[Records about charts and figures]

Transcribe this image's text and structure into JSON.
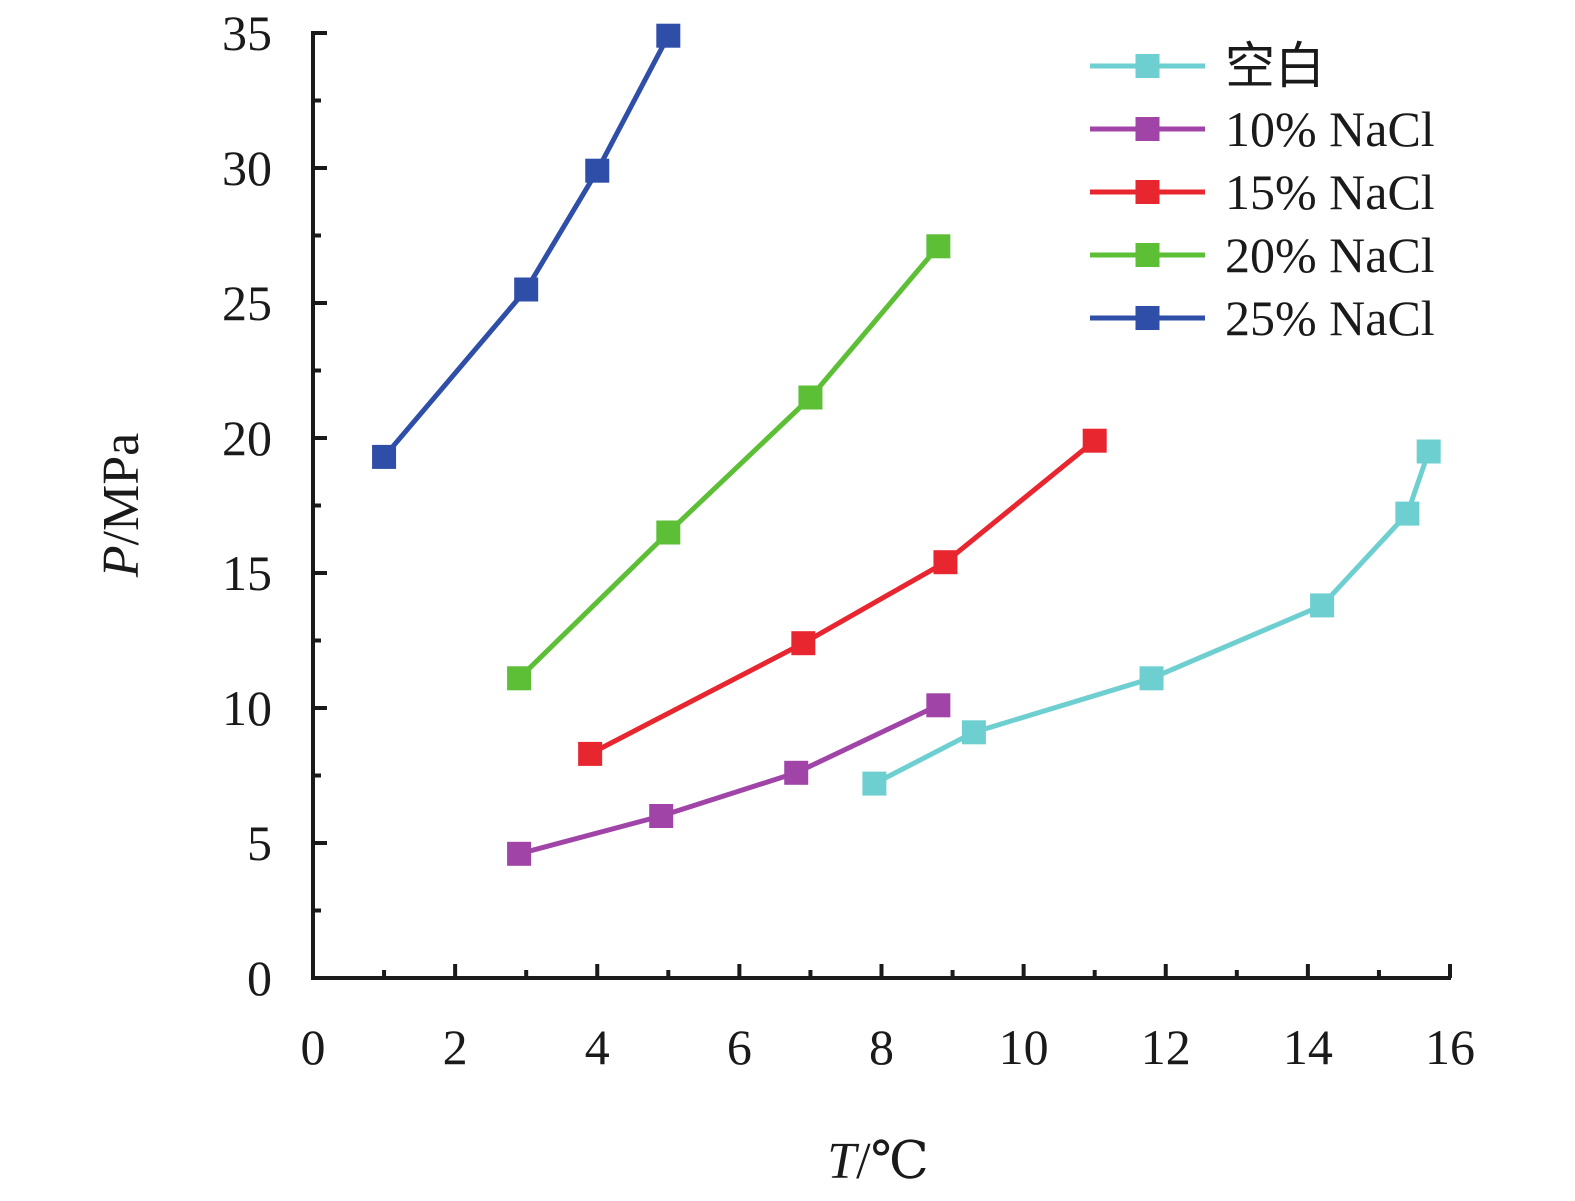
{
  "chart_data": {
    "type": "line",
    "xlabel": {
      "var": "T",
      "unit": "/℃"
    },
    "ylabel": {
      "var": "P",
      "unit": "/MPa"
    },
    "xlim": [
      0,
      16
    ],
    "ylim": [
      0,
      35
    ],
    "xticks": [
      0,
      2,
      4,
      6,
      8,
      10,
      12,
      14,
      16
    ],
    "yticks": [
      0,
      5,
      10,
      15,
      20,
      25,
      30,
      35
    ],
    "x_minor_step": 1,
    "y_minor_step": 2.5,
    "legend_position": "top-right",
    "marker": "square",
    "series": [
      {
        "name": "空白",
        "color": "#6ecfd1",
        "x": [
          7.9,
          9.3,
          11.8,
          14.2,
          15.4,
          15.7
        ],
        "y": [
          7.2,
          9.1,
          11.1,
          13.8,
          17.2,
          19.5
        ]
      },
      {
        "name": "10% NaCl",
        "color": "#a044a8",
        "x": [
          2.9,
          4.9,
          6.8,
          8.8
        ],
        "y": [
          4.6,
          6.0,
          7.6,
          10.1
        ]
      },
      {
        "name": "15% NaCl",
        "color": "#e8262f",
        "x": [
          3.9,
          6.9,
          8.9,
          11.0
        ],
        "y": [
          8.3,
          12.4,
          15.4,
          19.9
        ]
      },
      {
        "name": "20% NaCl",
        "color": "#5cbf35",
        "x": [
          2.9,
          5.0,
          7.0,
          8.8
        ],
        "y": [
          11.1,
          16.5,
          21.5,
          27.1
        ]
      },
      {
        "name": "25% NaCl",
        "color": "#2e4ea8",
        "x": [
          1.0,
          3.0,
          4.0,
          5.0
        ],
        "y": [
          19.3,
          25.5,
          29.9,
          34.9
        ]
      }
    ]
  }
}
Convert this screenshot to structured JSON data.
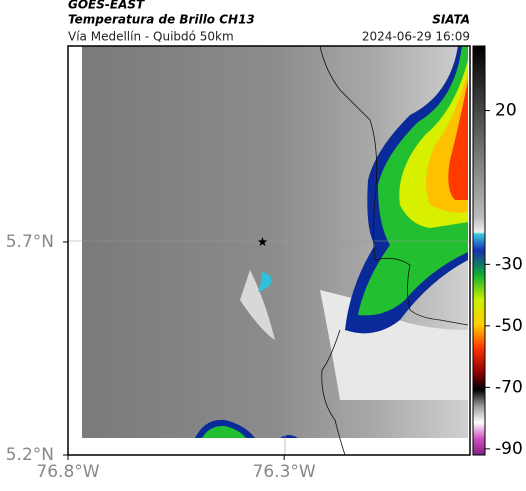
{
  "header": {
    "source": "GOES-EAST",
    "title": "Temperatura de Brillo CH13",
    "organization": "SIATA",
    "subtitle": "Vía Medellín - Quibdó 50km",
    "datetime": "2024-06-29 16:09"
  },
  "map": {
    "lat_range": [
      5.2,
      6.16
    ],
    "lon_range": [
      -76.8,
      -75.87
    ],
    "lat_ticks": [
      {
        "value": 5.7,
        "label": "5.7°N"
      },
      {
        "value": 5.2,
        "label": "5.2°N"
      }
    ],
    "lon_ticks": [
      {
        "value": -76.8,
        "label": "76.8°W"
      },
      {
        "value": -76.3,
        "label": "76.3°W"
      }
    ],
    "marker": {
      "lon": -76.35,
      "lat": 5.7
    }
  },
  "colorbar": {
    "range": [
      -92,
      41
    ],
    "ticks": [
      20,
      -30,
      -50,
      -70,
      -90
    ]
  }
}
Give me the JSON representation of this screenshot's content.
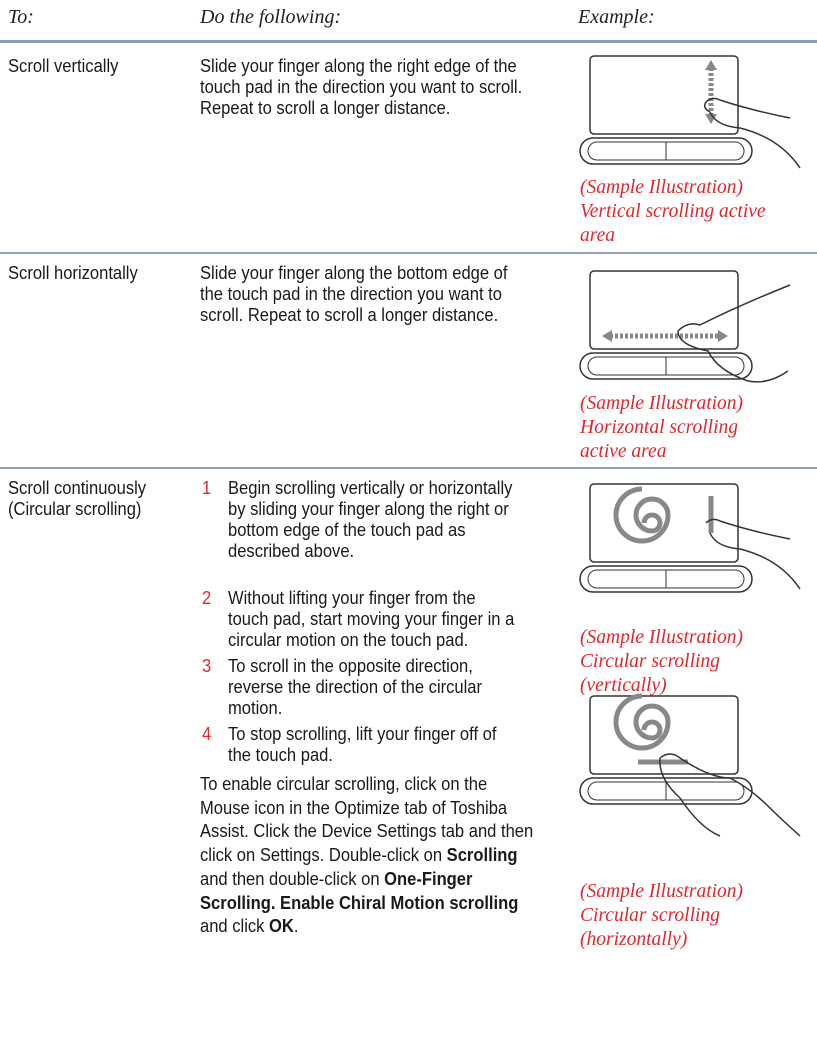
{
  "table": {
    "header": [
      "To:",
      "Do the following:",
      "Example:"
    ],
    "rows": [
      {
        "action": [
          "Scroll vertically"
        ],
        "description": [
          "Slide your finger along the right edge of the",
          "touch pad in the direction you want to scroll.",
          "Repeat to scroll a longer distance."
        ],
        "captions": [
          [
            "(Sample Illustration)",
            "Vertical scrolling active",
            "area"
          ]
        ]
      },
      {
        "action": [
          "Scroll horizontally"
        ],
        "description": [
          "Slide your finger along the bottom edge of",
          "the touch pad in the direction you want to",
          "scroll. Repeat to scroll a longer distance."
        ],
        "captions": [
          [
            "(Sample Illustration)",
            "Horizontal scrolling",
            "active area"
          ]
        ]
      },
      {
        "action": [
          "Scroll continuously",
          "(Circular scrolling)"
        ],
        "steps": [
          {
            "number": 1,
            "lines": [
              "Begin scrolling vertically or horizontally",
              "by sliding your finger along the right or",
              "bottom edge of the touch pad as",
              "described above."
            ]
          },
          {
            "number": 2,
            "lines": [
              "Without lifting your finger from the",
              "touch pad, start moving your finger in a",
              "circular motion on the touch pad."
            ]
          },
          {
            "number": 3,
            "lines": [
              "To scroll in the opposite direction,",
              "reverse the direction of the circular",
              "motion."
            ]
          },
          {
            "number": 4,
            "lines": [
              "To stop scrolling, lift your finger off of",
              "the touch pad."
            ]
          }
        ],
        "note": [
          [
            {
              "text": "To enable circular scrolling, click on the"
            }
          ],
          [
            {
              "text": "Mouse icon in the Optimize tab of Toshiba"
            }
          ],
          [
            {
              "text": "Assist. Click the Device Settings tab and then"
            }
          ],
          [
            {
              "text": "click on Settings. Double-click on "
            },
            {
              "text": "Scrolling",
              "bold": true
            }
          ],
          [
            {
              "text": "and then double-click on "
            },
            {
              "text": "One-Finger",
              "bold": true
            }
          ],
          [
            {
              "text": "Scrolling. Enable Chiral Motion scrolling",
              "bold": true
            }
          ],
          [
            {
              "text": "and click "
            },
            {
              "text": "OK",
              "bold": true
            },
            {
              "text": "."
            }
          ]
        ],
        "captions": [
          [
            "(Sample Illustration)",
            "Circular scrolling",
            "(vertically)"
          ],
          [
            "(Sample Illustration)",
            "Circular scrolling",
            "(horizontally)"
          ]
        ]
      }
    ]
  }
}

**Your instructions**
Copy every line of the records above that holds the word "screenshot".

**Answer for this exercise**
Convert this screenshot to structured JSON data.
Give me the JSON representation of this screenshot's content.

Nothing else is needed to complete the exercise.